● **Task to complete**:
Copy out every line exactly, passing over the pictures.

# START OF Dataset records

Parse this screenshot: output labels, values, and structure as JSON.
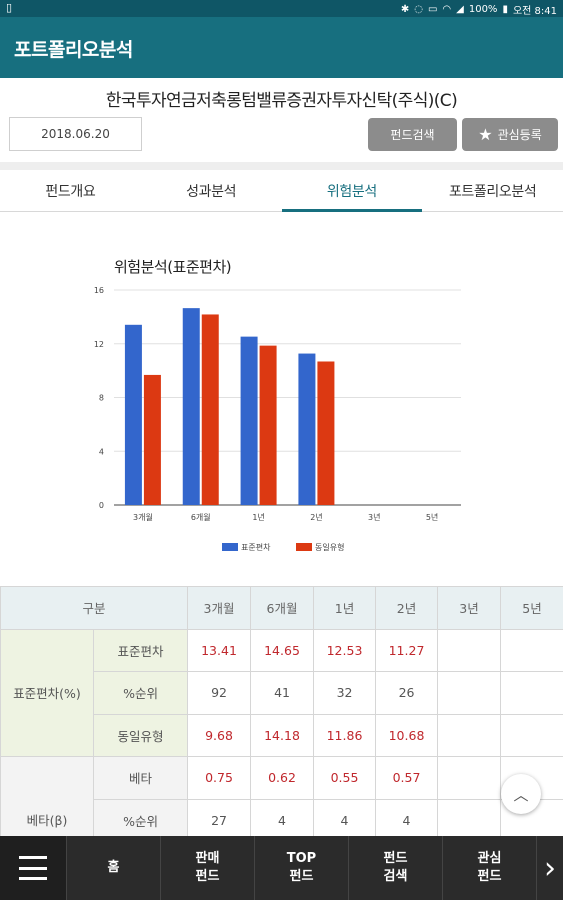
{
  "status_bar": {
    "time": "오전 8:41",
    "battery": "100%"
  },
  "app_bar": {
    "title": "포트폴리오분석"
  },
  "fund": {
    "name": "한국투자연금저축롱텀밸류증권자투자신탁(주식)(C)",
    "date": "2018.06.20",
    "search_button": "펀드검색",
    "favorite_button": "관심등록"
  },
  "tabs": [
    {
      "label": "펀드개요"
    },
    {
      "label": "성과분석"
    },
    {
      "label": "위험분석"
    },
    {
      "label": "포트폴리오분석"
    }
  ],
  "chart_data": {
    "type": "bar",
    "title": "위험분석(표준편차)",
    "categories": [
      "3개월",
      "6개월",
      "1년",
      "2년",
      "3년",
      "5년"
    ],
    "series": [
      {
        "name": "표준편차",
        "color": "#3366cc",
        "values": [
          13.41,
          14.65,
          12.53,
          11.27,
          null,
          null
        ]
      },
      {
        "name": "동일유형",
        "color": "#dc3912",
        "values": [
          9.68,
          14.18,
          11.86,
          10.68,
          null,
          null
        ]
      }
    ],
    "ylim": [
      0,
      16
    ],
    "yticks": [
      "0",
      "4",
      "8",
      "12",
      "16"
    ],
    "grid": true,
    "legend": "bottom"
  },
  "table": {
    "headers": [
      "구분",
      "3개월",
      "6개월",
      "1년",
      "2년",
      "3년",
      "5년"
    ],
    "std_group": "표준편차(%)",
    "std_rows": [
      {
        "label": "표준편차",
        "values": [
          "13.41",
          "14.65",
          "12.53",
          "11.27",
          "",
          ""
        ]
      },
      {
        "label": "%순위",
        "values": [
          "92",
          "41",
          "32",
          "26",
          "",
          ""
        ]
      },
      {
        "label": "동일유형",
        "values": [
          "9.68",
          "14.18",
          "11.86",
          "10.68",
          "",
          ""
        ]
      }
    ],
    "beta_group": "베타(β)",
    "beta_rows": [
      {
        "label": "베타",
        "values": [
          "0.75",
          "0.62",
          "0.55",
          "0.57",
          "",
          ""
        ]
      },
      {
        "label": "%순위",
        "values": [
          "27",
          "4",
          "4",
          "4",
          "",
          ""
        ]
      }
    ]
  },
  "bottom_nav": {
    "items": [
      {
        "label": "홈"
      },
      {
        "label": "판매\n펀드"
      },
      {
        "label": "TOP\n펀드"
      },
      {
        "label": "펀드\n검색"
      },
      {
        "label": "관심\n펀드"
      }
    ]
  }
}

# END OF Dataset records

● **Written solution**:
Parse this screenshot: output labels, values, and structure as JSON.
{
  "status_bar": {
    "time": "오전 8:41",
    "battery": "100%"
  },
  "app_bar": {
    "title": "포트폴리오분석"
  },
  "fund": {
    "name": "한국투자연금저축롱텀밸류증권자투자신탁(주식)(C)",
    "date": "2018.06.20",
    "search_button": "펀드검색",
    "favorite_button": "관심등록"
  },
  "tabs": [
    {
      "label": "펀드개요"
    },
    {
      "label": "성과분석"
    },
    {
      "label": "위험분석"
    },
    {
      "label": "포트폴리오분석"
    }
  ],
  "chart_data": {
    "type": "bar",
    "title": "위험분석(표준편차)",
    "categories": [
      "3개월",
      "6개월",
      "1년",
      "2년",
      "3년",
      "5년"
    ],
    "series": [
      {
        "name": "표준편차",
        "color": "#3366cc",
        "values": [
          13.41,
          14.65,
          12.53,
          11.27,
          null,
          null
        ]
      },
      {
        "name": "동일유형",
        "color": "#dc3912",
        "values": [
          9.68,
          14.18,
          11.86,
          10.68,
          null,
          null
        ]
      }
    ],
    "ylim": [
      0,
      16
    ],
    "yticks": [
      "0",
      "4",
      "8",
      "12",
      "16"
    ],
    "grid": true,
    "legend": "bottom"
  },
  "table": {
    "headers": [
      "구분",
      "3개월",
      "6개월",
      "1년",
      "2년",
      "3년",
      "5년"
    ],
    "std_group": "표준편차(%)",
    "std_rows": [
      {
        "label": "표준편차",
        "values": [
          "13.41",
          "14.65",
          "12.53",
          "11.27",
          "",
          ""
        ]
      },
      {
        "label": "%순위",
        "values": [
          "92",
          "41",
          "32",
          "26",
          "",
          ""
        ]
      },
      {
        "label": "동일유형",
        "values": [
          "9.68",
          "14.18",
          "11.86",
          "10.68",
          "",
          ""
        ]
      }
    ],
    "beta_group": "베타(β)",
    "beta_rows": [
      {
        "label": "베타",
        "values": [
          "0.75",
          "0.62",
          "0.55",
          "0.57",
          "",
          ""
        ]
      },
      {
        "label": "%순위",
        "values": [
          "27",
          "4",
          "4",
          "4",
          "",
          ""
        ]
      }
    ]
  },
  "bottom_nav": {
    "items": [
      {
        "label": "홈"
      },
      {
        "label": "판매\n펀드"
      },
      {
        "label": "TOP\n펀드"
      },
      {
        "label": "펀드\n검색"
      },
      {
        "label": "관심\n펀드"
      }
    ]
  }
}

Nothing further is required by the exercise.